-- Short problem --
Say how many lines hold the string "name"; please write nothing but the number.

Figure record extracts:
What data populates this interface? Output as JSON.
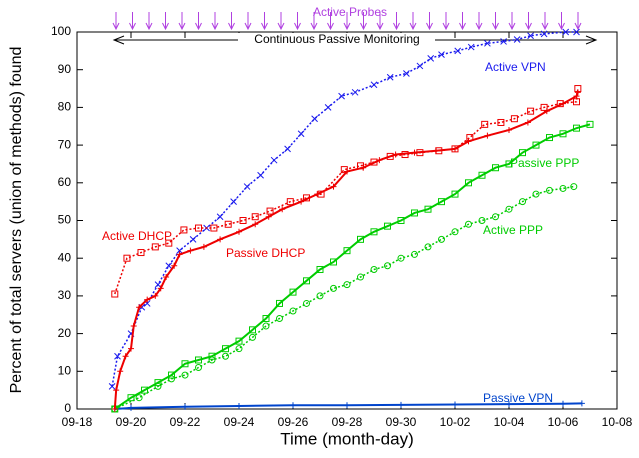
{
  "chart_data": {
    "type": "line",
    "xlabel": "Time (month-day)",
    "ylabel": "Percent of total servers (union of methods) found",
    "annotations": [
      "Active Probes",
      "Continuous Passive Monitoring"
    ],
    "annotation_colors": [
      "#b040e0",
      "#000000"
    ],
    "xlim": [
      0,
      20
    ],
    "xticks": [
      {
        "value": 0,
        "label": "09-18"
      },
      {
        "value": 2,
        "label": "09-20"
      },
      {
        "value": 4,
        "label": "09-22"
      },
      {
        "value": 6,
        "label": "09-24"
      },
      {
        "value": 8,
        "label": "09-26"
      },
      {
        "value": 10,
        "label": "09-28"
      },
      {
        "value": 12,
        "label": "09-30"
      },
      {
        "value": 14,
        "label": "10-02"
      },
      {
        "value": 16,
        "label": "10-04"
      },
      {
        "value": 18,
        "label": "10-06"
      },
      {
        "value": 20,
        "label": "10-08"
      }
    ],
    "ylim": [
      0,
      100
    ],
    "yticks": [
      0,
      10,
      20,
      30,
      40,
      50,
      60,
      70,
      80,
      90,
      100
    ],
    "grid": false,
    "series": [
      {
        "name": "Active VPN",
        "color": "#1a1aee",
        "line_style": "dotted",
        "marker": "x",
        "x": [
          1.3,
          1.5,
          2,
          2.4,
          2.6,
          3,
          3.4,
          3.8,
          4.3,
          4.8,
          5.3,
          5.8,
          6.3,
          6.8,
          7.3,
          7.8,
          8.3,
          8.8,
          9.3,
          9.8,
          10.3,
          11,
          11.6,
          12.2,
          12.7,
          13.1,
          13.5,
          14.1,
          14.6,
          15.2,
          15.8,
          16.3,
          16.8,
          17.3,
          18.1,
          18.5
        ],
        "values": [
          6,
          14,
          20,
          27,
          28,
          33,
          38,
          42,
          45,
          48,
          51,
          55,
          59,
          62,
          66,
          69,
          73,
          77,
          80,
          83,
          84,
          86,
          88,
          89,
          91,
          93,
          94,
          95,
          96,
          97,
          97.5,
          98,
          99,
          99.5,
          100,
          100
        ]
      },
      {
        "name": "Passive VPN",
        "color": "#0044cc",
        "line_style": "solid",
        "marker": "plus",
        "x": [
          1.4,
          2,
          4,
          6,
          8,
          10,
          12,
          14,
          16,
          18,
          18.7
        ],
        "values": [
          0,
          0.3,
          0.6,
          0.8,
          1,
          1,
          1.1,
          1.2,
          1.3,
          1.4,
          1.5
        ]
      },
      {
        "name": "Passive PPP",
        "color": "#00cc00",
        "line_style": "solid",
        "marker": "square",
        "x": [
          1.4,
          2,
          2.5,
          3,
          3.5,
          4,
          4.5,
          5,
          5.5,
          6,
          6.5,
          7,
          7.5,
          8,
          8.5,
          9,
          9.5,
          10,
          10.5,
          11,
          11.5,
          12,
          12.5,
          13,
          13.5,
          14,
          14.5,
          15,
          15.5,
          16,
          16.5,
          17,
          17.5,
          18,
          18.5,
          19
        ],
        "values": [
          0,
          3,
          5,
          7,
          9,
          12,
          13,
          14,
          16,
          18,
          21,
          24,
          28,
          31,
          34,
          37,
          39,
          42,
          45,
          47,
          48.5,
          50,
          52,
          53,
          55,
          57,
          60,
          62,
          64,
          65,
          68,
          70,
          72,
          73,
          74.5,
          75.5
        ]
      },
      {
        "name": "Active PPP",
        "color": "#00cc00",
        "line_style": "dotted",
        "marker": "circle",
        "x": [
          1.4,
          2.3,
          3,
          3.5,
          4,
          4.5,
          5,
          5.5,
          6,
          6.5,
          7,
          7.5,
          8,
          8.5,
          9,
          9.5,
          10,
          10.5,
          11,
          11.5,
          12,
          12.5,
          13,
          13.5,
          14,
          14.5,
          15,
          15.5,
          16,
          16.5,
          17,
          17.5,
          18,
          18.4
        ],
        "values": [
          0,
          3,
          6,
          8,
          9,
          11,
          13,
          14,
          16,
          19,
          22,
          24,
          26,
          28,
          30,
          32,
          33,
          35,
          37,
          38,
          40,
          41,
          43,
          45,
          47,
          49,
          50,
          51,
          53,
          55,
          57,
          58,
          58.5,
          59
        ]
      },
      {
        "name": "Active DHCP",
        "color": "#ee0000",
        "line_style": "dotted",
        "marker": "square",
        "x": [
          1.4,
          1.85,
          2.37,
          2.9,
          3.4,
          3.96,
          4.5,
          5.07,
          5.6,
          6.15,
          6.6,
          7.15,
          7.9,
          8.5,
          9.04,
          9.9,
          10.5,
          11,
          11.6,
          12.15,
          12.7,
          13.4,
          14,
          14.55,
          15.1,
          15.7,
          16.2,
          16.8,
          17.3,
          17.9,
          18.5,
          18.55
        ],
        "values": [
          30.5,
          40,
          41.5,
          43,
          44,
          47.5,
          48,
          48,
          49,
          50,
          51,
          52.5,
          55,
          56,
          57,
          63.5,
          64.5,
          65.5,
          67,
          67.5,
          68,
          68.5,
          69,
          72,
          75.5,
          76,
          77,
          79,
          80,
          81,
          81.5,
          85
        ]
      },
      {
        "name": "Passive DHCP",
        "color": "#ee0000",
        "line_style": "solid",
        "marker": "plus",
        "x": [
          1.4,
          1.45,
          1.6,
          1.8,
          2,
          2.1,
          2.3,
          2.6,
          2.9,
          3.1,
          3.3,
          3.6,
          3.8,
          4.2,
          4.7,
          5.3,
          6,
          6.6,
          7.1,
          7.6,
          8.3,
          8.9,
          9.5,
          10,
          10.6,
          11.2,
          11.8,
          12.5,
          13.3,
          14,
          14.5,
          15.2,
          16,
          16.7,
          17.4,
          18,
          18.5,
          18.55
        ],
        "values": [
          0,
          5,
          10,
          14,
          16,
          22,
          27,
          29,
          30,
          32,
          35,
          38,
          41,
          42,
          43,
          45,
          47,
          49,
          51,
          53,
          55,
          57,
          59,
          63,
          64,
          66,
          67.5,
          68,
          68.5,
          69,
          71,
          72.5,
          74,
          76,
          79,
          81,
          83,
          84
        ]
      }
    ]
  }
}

-- Worked solution --
6